# START OF Data shown

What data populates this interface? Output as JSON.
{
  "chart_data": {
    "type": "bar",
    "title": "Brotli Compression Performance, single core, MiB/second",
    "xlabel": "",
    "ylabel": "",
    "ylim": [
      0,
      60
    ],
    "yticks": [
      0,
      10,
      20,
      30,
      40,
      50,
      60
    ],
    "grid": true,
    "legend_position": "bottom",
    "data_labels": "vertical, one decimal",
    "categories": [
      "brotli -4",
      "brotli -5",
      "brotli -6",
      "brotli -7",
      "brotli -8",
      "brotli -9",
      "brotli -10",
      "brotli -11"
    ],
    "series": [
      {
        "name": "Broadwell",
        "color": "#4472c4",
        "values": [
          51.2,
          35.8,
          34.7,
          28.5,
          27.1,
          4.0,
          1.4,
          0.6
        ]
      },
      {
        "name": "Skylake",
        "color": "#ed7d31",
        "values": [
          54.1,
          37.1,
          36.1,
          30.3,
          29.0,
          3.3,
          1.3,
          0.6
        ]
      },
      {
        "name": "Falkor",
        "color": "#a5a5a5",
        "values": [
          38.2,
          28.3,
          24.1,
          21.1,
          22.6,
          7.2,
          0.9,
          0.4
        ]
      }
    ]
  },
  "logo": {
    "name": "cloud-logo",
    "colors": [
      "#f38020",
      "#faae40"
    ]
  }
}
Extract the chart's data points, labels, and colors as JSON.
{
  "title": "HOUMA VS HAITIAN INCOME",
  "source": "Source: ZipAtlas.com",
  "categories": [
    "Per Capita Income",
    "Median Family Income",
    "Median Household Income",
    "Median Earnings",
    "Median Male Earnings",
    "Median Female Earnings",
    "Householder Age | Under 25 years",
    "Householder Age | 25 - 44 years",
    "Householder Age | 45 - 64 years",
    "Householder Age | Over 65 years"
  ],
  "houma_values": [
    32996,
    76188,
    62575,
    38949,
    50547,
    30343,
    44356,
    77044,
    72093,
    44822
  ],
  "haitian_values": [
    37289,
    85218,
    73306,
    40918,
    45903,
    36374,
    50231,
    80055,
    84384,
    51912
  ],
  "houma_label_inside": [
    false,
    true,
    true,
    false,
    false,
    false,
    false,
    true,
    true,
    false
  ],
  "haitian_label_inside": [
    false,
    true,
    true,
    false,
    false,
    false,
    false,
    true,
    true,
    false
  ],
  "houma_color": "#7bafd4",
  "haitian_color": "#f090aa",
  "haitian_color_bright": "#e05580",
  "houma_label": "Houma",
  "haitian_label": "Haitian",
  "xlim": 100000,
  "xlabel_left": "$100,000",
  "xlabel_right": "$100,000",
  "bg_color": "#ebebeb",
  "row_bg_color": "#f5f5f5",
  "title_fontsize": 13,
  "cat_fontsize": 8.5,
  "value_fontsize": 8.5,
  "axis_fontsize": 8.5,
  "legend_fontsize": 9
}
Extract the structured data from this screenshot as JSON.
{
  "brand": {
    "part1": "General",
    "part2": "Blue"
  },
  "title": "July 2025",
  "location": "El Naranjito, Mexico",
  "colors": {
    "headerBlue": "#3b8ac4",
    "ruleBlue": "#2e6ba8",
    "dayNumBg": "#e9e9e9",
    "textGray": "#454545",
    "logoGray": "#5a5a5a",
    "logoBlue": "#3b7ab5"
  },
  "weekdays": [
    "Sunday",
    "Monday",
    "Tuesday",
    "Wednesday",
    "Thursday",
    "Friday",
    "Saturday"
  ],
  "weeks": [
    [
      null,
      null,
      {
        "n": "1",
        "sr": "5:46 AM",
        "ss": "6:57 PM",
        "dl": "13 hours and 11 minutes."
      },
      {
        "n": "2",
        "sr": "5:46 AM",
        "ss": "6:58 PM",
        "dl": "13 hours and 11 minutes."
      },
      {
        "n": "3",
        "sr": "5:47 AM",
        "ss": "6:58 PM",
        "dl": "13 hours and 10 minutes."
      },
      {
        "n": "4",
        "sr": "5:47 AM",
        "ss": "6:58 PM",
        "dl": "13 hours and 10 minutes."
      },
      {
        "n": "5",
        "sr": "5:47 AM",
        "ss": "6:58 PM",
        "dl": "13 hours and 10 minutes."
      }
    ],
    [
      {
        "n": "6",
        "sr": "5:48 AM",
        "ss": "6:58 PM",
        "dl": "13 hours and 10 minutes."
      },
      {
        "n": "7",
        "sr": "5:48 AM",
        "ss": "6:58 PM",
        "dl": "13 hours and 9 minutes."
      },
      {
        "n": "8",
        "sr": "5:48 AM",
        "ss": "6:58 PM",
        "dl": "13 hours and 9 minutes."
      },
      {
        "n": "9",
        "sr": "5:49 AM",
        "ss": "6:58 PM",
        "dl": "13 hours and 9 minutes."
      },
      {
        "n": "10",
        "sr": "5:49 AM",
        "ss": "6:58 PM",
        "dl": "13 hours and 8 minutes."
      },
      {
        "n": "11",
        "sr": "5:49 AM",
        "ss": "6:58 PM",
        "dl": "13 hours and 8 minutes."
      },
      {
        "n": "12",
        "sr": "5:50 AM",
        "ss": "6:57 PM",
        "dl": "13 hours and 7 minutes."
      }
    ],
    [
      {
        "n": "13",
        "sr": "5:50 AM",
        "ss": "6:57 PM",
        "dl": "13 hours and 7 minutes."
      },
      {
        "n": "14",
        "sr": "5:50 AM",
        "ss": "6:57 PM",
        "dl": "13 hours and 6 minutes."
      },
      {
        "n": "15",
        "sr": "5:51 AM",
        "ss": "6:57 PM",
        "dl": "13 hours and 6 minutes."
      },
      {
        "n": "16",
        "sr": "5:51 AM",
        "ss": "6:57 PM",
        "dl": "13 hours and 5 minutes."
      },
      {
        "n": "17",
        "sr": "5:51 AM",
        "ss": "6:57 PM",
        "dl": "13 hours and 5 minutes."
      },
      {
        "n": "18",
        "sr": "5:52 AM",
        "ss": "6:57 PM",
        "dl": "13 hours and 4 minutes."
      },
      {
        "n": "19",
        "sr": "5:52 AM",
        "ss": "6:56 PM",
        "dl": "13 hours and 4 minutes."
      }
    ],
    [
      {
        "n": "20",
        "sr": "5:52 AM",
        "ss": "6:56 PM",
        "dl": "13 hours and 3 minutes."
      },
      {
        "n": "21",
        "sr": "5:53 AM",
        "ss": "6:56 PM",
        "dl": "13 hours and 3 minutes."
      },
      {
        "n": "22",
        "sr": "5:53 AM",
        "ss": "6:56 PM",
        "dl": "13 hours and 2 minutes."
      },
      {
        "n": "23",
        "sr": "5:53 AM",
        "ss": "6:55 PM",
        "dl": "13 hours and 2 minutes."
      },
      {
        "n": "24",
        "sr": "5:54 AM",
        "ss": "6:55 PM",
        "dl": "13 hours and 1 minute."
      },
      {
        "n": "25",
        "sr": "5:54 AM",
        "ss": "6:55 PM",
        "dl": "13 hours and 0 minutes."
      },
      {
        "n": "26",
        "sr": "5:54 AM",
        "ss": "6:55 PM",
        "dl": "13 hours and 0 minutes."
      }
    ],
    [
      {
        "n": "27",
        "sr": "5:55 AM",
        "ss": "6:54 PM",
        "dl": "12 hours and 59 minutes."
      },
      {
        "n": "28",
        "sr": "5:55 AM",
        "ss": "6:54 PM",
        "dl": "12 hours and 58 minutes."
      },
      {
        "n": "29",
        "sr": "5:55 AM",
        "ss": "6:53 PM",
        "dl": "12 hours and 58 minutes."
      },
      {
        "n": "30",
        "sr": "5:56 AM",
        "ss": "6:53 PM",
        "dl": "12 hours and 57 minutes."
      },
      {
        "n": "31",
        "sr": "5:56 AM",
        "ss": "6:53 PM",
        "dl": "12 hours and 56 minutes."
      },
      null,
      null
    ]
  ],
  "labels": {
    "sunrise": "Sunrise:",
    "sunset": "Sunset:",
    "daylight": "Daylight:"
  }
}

# END OF Data shown

Report the count of lines in the entries that contain the string "this", and nothing besides it.

## Correct answer
2